Your instructions | Within the records below, find each line that holds the string "permanece", then copy it.

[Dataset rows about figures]
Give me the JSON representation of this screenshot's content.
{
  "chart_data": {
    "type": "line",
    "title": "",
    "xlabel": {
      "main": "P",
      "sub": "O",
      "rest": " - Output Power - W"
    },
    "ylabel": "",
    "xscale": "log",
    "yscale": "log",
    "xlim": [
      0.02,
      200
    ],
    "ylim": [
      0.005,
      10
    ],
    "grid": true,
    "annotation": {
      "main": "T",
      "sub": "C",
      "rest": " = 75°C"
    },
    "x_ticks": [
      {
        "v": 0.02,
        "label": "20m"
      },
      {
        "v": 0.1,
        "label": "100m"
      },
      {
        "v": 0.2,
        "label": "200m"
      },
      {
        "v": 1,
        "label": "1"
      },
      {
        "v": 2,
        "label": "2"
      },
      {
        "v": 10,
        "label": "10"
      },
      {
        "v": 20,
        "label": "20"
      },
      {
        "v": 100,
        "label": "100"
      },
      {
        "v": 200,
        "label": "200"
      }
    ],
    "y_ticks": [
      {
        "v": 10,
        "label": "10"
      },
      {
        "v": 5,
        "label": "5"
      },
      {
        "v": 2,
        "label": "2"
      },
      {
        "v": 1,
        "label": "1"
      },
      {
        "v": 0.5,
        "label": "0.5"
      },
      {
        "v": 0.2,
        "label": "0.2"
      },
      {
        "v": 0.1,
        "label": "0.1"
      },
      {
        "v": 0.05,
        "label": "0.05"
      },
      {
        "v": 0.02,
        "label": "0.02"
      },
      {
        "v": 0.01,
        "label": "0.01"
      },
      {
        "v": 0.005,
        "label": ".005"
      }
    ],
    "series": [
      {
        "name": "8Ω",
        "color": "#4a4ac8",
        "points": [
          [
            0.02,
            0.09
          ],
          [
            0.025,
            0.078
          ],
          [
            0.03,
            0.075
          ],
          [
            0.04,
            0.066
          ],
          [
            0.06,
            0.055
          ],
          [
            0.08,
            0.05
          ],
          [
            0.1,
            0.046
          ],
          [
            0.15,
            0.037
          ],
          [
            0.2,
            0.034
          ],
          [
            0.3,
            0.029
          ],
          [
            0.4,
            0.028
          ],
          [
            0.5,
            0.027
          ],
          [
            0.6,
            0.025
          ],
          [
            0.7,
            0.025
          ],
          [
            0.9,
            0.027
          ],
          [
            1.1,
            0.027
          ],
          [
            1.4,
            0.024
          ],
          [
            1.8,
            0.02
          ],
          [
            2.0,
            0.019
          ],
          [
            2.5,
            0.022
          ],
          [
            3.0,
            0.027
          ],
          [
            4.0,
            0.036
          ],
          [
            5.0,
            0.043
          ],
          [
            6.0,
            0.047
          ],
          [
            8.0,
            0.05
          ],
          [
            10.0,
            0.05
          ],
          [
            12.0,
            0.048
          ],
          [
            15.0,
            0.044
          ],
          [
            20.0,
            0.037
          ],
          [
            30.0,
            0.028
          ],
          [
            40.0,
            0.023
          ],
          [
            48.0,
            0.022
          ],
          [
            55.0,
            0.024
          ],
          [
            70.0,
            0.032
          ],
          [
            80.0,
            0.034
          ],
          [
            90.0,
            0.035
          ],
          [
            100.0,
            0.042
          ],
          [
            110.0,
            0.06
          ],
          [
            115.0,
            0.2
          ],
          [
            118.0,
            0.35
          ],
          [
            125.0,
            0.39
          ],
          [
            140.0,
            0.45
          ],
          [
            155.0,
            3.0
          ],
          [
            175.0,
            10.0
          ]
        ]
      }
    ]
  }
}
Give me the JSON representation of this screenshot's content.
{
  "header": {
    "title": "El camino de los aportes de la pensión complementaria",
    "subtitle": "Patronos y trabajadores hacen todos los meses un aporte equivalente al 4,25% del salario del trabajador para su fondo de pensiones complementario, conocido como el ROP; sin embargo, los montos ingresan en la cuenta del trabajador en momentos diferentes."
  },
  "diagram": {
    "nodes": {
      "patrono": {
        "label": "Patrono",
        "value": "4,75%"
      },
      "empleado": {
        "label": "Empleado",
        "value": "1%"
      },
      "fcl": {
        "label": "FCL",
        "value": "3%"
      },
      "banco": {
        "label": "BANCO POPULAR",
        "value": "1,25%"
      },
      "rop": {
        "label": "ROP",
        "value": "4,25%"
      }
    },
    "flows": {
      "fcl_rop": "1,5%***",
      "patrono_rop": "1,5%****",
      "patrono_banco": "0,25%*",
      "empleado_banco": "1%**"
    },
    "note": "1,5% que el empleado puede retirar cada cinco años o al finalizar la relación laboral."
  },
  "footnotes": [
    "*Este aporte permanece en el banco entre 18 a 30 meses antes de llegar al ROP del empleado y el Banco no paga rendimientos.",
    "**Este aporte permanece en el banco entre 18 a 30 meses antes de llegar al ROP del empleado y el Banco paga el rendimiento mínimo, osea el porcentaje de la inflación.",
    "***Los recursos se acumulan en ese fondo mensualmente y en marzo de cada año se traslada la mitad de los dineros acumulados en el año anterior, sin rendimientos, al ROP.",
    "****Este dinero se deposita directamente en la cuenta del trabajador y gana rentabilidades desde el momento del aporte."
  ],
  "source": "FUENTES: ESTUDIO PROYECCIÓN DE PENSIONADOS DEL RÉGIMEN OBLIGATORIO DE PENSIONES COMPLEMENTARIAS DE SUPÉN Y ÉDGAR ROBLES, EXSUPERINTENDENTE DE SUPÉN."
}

Answer to the exercise |
    "*Este aporte permanece en el banco entre 18 a 30 meses antes de llegar al ROP del empleado y el Banco no paga rendimientos.",
    "**Este aporte permanece en el banco entre 18 a 30 meses antes de llegar al ROP del empleado y el Banco paga el rendimiento mínimo, osea el porcentaje de la inflación.",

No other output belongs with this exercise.